* [TASK MATERIAL]:
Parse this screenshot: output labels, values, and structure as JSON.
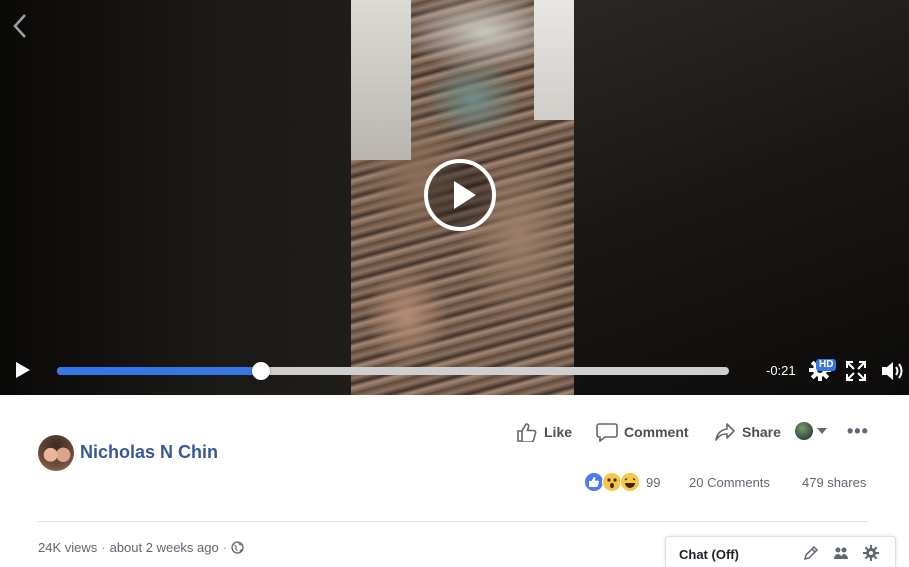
{
  "video": {
    "time_remaining": "-0:21",
    "progress_fraction": 0.304,
    "hd_badge": "HD"
  },
  "actions": {
    "like_label": "Like",
    "comment_label": "Comment",
    "share_label": "Share"
  },
  "post": {
    "author_name": "Nicholas N Chin",
    "reaction_count": "99",
    "comments": "20 Comments",
    "shares": "479 shares",
    "views": "24K views",
    "separator": "·",
    "time_ago": "about 2 weeks ago"
  },
  "chat": {
    "label": "Chat (Off)"
  },
  "colors": {
    "progress_fill": "#3578e5",
    "author_link": "#385898",
    "like_reaction": "#4d7cf2"
  }
}
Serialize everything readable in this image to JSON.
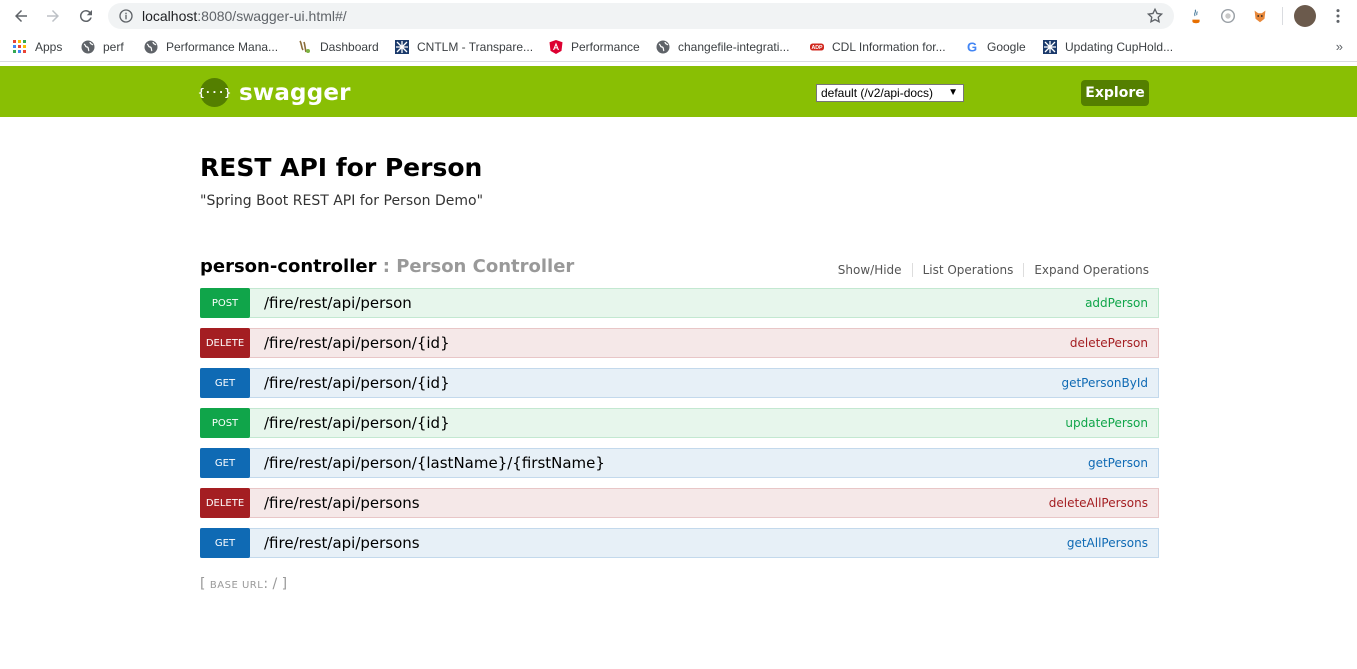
{
  "browser": {
    "url_host": "localhost",
    "url_rest": ":8080/swagger-ui.html#/",
    "bookmarks": [
      {
        "label": "Apps",
        "icon": "apps-grid-icon"
      },
      {
        "label": "perf",
        "icon": "globe-icon"
      },
      {
        "label": "Performance Mana...",
        "icon": "globe-icon"
      },
      {
        "label": "Dashboard",
        "icon": "dashboard-icon"
      },
      {
        "label": "CNTLM - Transpare...",
        "icon": "cntlm-icon"
      },
      {
        "label": "Performance",
        "icon": "angular-icon"
      },
      {
        "label": "changefile-integrati...",
        "icon": "globe-icon"
      },
      {
        "label": "CDL Information for...",
        "icon": "adp-icon"
      },
      {
        "label": "Google",
        "icon": "google-icon"
      },
      {
        "label": "Updating CupHold...",
        "icon": "cntlm-icon"
      }
    ],
    "more": "»"
  },
  "swagger": {
    "logo_glyph": "{···}",
    "logo_text": "swagger",
    "api_select": "default (/v2/api-docs)",
    "explore_label": "Explore"
  },
  "info": {
    "title": "REST API for Person",
    "description": "\"Spring Boot REST API for Person Demo\""
  },
  "resource": {
    "name": "person-controller",
    "separator_desc": " : Person Controller",
    "show_hide": "Show/Hide",
    "list_operations": "List Operations",
    "expand_operations": "Expand Operations"
  },
  "operations": [
    {
      "method": "POST",
      "path": "/fire/rest/api/person",
      "name": "addPerson"
    },
    {
      "method": "DELETE",
      "path": "/fire/rest/api/person/{id}",
      "name": "deletePerson"
    },
    {
      "method": "GET",
      "path": "/fire/rest/api/person/{id}",
      "name": "getPersonById"
    },
    {
      "method": "POST",
      "path": "/fire/rest/api/person/{id}",
      "name": "updatePerson"
    },
    {
      "method": "GET",
      "path": "/fire/rest/api/person/{lastName}/{firstName}",
      "name": "getPerson"
    },
    {
      "method": "DELETE",
      "path": "/fire/rest/api/persons",
      "name": "deleteAllPersons"
    },
    {
      "method": "GET",
      "path": "/fire/rest/api/persons",
      "name": "getAllPersons"
    }
  ],
  "base_url": {
    "open": "[ ",
    "label": "BASE URL",
    "value": ": / ]"
  },
  "colors": {
    "swagger_green": "#89bf04",
    "post": "#10a54a",
    "delete": "#a41e22",
    "get": "#0f6ab4"
  }
}
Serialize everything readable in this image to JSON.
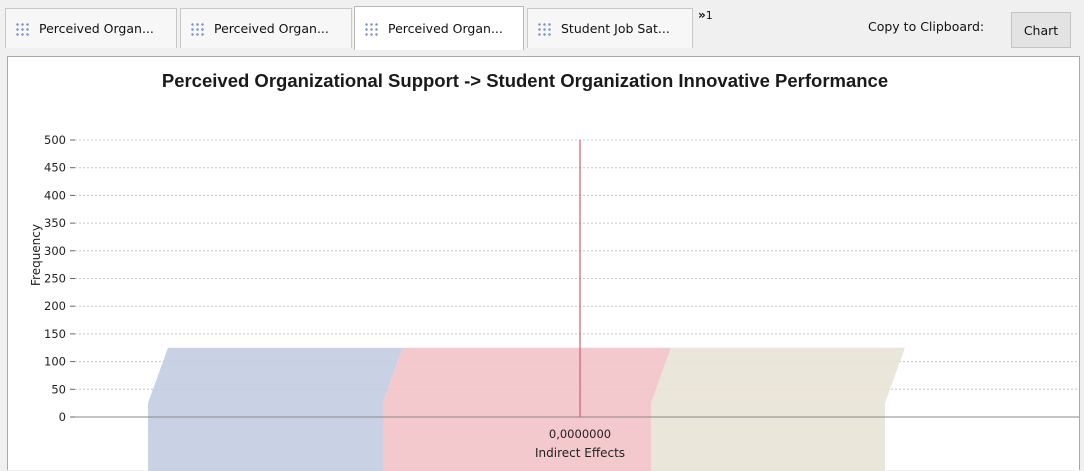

* [EXERCISE]:
Find the lines above that contain the word "Performance" and collect them.

* [THE ANSWER]:
        "label": "Performance Mana...",
        "label": "Performance",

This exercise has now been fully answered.